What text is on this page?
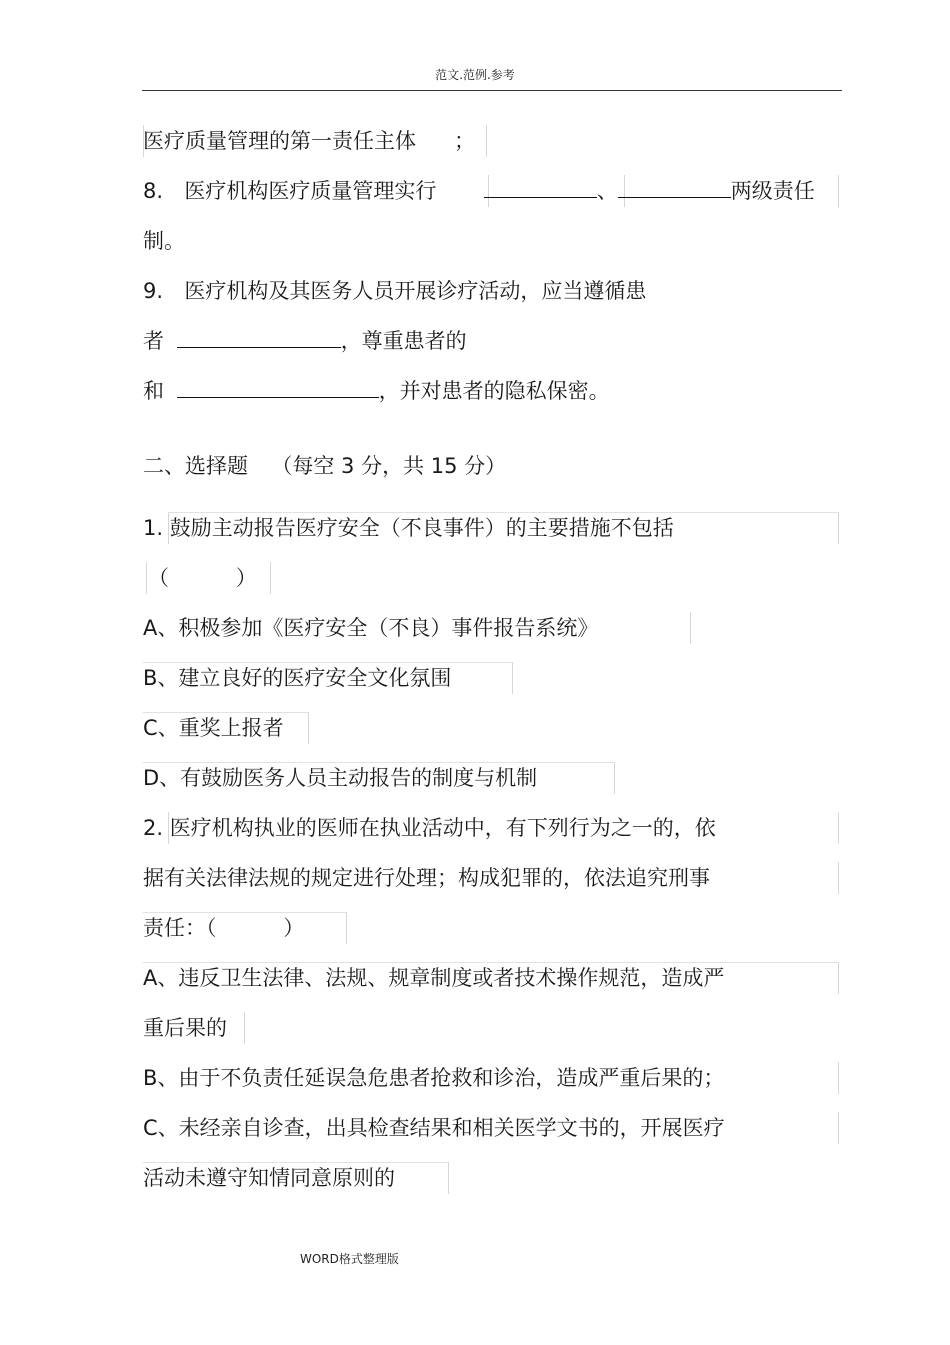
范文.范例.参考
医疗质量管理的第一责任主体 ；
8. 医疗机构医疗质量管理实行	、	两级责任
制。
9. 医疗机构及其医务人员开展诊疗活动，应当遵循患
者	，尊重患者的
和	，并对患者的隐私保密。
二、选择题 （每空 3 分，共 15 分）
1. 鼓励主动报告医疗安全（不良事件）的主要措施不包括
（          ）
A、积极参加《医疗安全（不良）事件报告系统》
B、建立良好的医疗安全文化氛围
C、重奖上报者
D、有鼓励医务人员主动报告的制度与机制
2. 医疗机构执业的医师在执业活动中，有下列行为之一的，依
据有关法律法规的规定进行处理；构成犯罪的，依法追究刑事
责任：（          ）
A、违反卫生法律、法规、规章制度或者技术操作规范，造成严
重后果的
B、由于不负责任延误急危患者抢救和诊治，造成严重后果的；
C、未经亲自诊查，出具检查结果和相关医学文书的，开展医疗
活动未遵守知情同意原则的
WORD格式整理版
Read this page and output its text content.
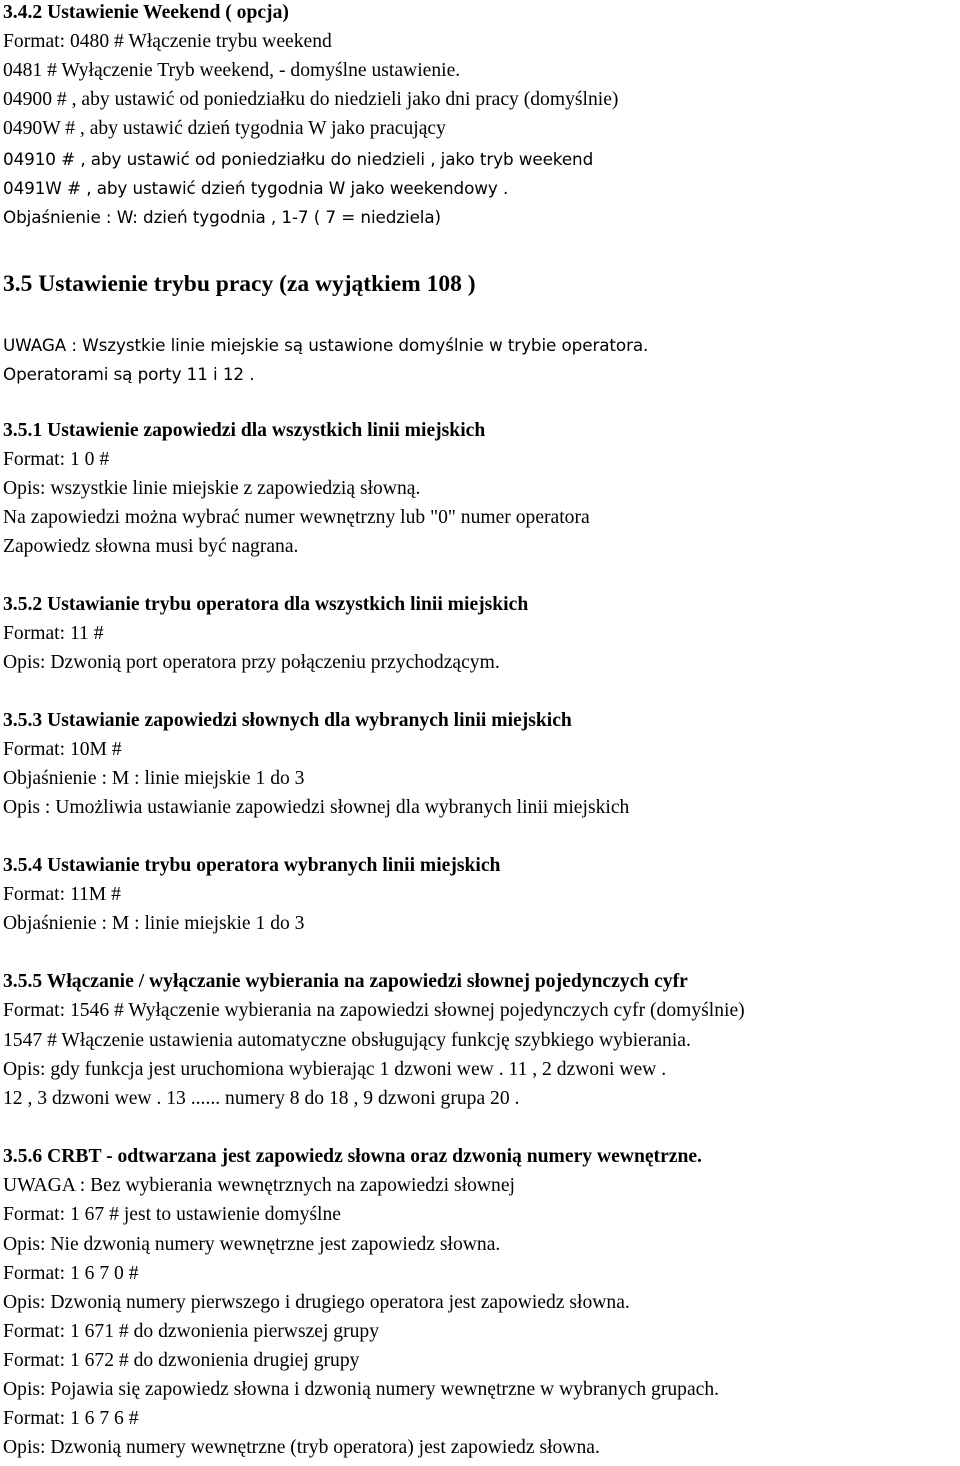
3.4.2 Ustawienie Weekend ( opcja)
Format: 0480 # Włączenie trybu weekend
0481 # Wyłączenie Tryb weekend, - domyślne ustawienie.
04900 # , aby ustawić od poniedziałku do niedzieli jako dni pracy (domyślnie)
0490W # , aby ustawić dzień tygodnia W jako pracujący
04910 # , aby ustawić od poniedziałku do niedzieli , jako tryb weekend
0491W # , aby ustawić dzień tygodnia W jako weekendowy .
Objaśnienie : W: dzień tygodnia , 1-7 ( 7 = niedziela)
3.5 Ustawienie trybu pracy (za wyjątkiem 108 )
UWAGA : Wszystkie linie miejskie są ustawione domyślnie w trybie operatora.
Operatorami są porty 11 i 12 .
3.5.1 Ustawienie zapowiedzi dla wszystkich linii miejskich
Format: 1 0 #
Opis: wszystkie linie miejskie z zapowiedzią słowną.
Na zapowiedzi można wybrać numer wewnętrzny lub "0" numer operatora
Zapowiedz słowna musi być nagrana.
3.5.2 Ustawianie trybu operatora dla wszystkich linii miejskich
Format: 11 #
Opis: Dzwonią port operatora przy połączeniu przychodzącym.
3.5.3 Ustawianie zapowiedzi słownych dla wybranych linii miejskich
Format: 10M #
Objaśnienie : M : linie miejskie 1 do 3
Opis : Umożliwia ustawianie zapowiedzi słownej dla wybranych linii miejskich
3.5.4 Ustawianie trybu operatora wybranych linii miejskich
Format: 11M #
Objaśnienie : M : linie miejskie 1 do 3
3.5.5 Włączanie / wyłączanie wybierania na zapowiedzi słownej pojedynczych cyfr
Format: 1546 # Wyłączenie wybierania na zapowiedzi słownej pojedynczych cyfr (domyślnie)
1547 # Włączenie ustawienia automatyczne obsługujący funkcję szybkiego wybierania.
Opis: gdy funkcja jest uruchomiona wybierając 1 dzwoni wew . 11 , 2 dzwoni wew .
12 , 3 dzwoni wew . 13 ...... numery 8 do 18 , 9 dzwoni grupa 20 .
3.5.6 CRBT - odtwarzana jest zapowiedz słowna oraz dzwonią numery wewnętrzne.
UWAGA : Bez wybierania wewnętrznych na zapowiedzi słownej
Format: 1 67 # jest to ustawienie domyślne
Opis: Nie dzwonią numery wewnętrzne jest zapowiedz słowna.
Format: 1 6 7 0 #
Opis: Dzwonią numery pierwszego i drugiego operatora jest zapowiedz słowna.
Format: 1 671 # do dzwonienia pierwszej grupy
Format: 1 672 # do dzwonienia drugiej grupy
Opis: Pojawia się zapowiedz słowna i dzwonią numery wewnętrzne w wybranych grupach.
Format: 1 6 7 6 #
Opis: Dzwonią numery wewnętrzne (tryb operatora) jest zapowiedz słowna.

WHAT IS EXPECTED: Every entry above is to be set down exactly; the pictures are to be left out.

ANSWER BELOW:
What text is on this page?
范文.范例.参考
医疗质量管理的第一责任主体 ；
8. 医疗机构医疗质量管理实行	、	两级责任
制。
9. 医疗机构及其医务人员开展诊疗活动，应当遵循患
者	，尊重患者的
和	，并对患者的隐私保密。
二、选择题 （每空 3 分，共 15 分）
1. 鼓励主动报告医疗安全（不良事件）的主要措施不包括
（          ）
A、积极参加《医疗安全（不良）事件报告系统》
B、建立良好的医疗安全文化氛围
C、重奖上报者
D、有鼓励医务人员主动报告的制度与机制
2. 医疗机构执业的医师在执业活动中，有下列行为之一的，依
据有关法律法规的规定进行处理；构成犯罪的，依法追究刑事
责任：（          ）
A、违反卫生法律、法规、规章制度或者技术操作规范，造成严
重后果的
B、由于不负责任延误急危患者抢救和诊治，造成严重后果的；
C、未经亲自诊查，出具检查结果和相关医学文书的，开展医疗
活动未遵守知情同意原则的
WORD格式整理版
Read this page and output its text content.
3.4.2 Ustawienie Weekend ( opcja)
Format: 0480 # Włączenie trybu weekend
0481 # Wyłączenie Tryb weekend, - domyślne ustawienie.
04900 # , aby ustawić od poniedziałku do niedzieli jako dni pracy (domyślnie)
0490W # , aby ustawić dzień tygodnia W jako pracujący
04910 # , aby ustawić od poniedziałku do niedzieli , jako tryb weekend
0491W # , aby ustawić dzień tygodnia W jako weekendowy .
Objaśnienie : W: dzień tygodnia , 1-7 ( 7 = niedziela)
3.5 Ustawienie trybu pracy (za wyjątkiem 108 )
UWAGA : Wszystkie linie miejskie są ustawione domyślnie w trybie operatora.
Operatorami są porty 11 i 12 .
3.5.1 Ustawienie zapowiedzi dla wszystkich linii miejskich
Format: 1 0 #
Opis: wszystkie linie miejskie z zapowiedzią słowną.
Na zapowiedzi można wybrać numer wewnętrzny lub "0" numer operatora
Zapowiedz słowna musi być nagrana.
3.5.2 Ustawianie trybu operatora dla wszystkich linii miejskich
Format: 11 #
Opis: Dzwonią port operatora przy połączeniu przychodzącym.
3.5.3 Ustawianie zapowiedzi słownych dla wybranych linii miejskich
Format: 10M #
Objaśnienie : M : linie miejskie 1 do 3
Opis : Umożliwia ustawianie zapowiedzi słownej dla wybranych linii miejskich
3.5.4 Ustawianie trybu operatora wybranych linii miejskich
Format: 11M #
Objaśnienie : M : linie miejskie 1 do 3
3.5.5 Włączanie / wyłączanie wybierania na zapowiedzi słownej pojedynczych cyfr
Format: 1546 # Wyłączenie wybierania na zapowiedzi słownej pojedynczych cyfr (domyślnie)
1547 # Włączenie ustawienia automatyczne obsługujący funkcję szybkiego wybierania.
Opis: gdy funkcja jest uruchomiona wybierając 1 dzwoni wew . 11 , 2 dzwoni wew .
12 , 3 dzwoni wew . 13 ...... numery 8 do 18 , 9 dzwoni grupa 20 .
3.5.6 CRBT - odtwarzana jest zapowiedz słowna oraz dzwonią numery wewnętrzne.
UWAGA : Bez wybierania wewnętrznych na zapowiedzi słownej
Format: 1 67 # jest to ustawienie domyślne
Opis: Nie dzwonią numery wewnętrzne jest zapowiedz słowna.
Format: 1 6 7 0 #
Opis: Dzwonią numery pierwszego i drugiego operatora jest zapowiedz słowna.
Format: 1 671 # do dzwonienia pierwszej grupy
Format: 1 672 # do dzwonienia drugiej grupy
Opis: Pojawia się zapowiedz słowna i dzwonią numery wewnętrzne w wybranych grupach.
Format: 1 6 7 6 #
Opis: Dzwonią numery wewnętrzne (tryb operatora) jest zapowiedz słowna.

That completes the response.